[begin Information supplied]

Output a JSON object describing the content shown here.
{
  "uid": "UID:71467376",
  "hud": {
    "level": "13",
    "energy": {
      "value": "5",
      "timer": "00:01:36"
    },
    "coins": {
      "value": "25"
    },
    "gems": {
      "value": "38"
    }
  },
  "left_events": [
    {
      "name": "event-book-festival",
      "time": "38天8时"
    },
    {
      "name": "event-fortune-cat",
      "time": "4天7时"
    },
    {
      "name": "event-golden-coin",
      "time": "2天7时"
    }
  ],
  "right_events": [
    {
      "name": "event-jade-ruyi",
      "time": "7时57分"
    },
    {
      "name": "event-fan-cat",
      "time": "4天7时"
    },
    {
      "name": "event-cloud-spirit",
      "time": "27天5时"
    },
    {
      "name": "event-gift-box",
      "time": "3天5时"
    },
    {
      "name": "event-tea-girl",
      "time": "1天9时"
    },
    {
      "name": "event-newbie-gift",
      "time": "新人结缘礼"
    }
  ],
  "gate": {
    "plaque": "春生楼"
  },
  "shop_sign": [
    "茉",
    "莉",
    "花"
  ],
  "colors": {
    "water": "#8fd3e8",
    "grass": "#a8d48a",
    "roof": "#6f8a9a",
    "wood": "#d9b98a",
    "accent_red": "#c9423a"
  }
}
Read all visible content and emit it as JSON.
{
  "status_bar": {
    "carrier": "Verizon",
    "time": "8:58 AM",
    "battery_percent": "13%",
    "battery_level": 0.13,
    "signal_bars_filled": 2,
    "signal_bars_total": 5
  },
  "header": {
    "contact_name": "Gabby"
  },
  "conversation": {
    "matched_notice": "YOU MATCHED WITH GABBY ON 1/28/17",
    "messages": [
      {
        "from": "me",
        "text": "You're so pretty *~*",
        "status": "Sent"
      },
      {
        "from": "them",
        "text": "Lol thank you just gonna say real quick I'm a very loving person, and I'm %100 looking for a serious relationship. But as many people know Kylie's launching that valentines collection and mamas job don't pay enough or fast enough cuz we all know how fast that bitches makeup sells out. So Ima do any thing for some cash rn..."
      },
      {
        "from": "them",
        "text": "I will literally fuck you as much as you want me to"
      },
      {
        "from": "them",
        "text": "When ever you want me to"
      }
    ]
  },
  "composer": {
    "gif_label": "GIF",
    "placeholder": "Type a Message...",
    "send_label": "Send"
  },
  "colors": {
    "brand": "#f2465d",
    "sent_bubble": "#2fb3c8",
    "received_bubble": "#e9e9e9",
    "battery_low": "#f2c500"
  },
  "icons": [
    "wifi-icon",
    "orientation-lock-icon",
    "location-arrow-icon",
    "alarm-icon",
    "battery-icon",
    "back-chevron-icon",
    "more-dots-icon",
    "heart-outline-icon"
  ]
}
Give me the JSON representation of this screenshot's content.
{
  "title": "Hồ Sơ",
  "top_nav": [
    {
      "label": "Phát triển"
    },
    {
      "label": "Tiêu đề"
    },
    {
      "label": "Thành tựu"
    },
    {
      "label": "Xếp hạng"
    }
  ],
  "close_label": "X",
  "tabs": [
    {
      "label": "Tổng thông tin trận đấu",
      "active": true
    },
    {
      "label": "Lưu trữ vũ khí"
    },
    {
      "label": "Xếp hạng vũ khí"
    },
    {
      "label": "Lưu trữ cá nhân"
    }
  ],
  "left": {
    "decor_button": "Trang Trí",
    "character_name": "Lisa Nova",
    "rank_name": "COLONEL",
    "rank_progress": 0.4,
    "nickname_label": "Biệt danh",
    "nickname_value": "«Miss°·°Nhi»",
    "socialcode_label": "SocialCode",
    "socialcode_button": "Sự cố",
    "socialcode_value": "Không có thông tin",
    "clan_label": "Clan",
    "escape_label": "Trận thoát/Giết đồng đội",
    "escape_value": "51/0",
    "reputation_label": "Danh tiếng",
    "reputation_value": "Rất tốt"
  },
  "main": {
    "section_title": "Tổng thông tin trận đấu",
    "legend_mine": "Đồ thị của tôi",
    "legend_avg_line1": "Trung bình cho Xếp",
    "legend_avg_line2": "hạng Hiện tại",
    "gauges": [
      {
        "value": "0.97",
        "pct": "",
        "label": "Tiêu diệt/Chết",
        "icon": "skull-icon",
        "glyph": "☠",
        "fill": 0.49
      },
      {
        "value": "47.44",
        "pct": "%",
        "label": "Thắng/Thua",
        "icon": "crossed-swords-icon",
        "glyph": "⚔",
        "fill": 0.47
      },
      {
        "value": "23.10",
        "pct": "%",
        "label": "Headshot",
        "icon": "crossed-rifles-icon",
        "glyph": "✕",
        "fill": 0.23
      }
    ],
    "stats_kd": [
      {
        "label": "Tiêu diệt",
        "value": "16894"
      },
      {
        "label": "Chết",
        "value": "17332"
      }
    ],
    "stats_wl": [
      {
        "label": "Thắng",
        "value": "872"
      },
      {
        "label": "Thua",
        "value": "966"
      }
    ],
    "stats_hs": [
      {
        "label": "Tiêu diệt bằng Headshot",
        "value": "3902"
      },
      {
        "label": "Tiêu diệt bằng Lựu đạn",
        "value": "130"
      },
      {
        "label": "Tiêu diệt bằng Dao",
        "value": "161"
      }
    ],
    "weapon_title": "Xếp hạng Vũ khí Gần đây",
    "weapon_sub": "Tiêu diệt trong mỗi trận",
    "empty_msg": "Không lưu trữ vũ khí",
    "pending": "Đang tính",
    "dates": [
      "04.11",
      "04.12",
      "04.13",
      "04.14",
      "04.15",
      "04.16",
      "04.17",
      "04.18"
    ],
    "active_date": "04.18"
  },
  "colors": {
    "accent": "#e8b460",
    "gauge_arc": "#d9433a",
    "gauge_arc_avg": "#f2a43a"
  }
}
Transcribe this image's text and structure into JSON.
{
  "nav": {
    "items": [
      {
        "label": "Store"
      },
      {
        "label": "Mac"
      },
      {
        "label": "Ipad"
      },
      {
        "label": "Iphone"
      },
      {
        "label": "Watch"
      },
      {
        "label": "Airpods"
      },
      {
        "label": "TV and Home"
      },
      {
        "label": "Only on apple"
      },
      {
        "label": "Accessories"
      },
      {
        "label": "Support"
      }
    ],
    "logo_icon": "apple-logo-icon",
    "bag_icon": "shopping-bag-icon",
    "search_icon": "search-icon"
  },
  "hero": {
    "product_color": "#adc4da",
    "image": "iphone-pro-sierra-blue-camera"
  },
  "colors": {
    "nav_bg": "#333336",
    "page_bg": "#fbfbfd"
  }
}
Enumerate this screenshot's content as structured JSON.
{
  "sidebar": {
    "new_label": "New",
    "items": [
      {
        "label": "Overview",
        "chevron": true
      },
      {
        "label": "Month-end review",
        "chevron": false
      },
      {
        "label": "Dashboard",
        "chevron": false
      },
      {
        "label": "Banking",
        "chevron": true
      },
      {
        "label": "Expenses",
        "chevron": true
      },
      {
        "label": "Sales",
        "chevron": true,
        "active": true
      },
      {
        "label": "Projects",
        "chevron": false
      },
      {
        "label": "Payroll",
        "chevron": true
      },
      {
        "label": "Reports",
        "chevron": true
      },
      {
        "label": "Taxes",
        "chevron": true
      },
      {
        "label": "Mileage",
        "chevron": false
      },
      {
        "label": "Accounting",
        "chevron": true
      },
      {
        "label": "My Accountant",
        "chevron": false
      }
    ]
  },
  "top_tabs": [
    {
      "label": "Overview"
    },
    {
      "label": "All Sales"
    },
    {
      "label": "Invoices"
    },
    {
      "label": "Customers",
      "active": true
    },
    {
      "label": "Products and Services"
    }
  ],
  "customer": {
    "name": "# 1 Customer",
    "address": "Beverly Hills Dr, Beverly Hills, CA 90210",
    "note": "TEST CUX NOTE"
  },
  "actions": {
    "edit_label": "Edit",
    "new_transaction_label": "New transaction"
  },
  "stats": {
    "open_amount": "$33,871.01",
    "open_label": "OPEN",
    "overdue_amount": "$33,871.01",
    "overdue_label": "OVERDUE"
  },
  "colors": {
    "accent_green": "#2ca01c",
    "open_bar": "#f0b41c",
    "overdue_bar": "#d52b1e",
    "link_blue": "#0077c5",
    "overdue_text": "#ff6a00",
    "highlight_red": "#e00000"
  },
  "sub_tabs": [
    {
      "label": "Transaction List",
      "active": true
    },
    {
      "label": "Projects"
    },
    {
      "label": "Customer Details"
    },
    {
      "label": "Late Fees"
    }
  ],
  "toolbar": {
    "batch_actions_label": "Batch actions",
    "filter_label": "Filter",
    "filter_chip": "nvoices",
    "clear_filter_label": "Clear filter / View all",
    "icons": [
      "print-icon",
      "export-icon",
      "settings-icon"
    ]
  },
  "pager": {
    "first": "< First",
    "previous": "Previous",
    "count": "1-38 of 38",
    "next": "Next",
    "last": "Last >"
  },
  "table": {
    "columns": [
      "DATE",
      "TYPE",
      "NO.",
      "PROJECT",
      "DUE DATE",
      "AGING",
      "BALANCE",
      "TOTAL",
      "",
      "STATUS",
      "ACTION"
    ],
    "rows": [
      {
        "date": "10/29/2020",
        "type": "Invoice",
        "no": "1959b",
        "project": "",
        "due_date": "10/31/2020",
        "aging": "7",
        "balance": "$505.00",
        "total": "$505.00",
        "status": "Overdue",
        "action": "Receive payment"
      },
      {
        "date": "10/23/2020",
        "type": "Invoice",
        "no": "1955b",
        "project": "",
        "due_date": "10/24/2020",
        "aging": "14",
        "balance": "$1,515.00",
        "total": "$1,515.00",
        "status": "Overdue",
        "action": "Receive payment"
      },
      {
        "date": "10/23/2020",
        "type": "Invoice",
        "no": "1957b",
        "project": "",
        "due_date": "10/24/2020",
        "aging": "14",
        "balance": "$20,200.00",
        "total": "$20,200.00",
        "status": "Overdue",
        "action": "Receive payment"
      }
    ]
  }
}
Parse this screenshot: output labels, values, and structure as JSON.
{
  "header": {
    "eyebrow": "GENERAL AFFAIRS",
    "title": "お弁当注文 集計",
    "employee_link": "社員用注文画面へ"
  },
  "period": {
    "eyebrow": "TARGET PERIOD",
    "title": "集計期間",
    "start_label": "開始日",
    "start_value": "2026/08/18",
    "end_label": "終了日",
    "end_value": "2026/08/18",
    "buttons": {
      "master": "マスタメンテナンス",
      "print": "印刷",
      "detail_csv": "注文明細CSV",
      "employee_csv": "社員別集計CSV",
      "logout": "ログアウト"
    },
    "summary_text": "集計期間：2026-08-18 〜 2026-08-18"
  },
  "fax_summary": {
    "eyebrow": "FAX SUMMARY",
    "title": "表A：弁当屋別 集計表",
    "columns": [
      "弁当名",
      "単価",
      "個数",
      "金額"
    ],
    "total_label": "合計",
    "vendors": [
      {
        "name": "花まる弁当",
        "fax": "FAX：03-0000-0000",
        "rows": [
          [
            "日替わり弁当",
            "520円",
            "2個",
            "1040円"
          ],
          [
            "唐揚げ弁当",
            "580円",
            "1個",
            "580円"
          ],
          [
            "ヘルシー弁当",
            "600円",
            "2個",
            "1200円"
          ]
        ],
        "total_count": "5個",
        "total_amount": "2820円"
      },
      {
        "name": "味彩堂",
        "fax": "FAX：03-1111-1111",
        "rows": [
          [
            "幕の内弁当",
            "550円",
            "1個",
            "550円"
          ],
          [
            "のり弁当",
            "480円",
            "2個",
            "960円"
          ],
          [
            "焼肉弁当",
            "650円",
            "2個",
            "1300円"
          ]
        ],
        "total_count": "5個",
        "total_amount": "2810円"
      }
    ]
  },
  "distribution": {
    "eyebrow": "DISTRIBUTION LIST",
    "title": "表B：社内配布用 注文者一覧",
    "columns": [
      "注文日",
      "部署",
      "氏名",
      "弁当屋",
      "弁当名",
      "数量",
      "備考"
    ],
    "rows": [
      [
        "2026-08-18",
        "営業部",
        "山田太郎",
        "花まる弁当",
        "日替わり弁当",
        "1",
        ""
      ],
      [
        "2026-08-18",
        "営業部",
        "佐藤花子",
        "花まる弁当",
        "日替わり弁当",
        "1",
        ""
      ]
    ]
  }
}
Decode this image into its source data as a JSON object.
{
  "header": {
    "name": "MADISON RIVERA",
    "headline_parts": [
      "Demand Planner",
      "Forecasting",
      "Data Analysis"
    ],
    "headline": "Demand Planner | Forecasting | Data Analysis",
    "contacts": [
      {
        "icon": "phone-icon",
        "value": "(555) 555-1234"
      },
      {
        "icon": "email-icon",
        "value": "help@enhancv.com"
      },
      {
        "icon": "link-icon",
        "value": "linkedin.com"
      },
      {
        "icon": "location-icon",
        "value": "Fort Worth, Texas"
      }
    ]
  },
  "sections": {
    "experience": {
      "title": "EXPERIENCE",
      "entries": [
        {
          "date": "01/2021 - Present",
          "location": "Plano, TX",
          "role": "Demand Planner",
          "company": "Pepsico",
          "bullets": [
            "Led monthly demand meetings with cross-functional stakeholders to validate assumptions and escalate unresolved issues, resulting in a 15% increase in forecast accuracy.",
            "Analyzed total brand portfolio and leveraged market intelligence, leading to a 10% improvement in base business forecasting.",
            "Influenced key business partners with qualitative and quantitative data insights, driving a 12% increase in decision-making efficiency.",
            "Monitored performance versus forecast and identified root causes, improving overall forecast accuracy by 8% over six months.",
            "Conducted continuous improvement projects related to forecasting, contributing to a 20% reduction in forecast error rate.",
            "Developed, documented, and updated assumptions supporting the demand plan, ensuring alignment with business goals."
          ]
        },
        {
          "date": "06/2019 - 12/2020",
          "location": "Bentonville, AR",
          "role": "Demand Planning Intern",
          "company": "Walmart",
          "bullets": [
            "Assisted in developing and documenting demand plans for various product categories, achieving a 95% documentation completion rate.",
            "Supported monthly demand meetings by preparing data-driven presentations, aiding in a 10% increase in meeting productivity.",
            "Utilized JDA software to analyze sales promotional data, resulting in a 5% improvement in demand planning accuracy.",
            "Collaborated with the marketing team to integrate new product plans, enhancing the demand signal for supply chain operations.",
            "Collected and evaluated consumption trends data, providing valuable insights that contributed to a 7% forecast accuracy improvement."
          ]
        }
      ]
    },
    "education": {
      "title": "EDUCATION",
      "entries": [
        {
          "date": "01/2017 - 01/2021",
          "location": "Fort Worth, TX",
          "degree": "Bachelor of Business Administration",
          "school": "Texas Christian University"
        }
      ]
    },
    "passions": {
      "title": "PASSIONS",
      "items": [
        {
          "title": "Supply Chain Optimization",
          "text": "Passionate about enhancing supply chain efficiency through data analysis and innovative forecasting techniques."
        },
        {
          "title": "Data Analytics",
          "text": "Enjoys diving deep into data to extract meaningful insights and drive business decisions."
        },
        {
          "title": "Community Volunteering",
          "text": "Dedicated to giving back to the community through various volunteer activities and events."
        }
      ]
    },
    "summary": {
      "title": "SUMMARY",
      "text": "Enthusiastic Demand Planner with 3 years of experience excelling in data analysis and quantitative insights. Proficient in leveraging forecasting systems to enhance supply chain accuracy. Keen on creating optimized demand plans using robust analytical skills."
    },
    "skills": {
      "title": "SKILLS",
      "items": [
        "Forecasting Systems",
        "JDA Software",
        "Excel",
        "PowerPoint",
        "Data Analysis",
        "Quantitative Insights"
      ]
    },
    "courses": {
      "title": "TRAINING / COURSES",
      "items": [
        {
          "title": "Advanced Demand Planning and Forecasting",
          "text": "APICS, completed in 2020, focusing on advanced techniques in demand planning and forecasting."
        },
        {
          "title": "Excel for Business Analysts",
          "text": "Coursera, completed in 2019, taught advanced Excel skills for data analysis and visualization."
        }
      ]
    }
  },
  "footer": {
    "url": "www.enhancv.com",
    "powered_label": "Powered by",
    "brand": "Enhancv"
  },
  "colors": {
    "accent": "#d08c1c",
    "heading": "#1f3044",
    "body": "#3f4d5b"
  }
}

[end Information supplied]

* [Stated exercise] Go through the listing above line by line and say how many lines hold the word "brand". Reply with that number only.

* [Exercise response] 3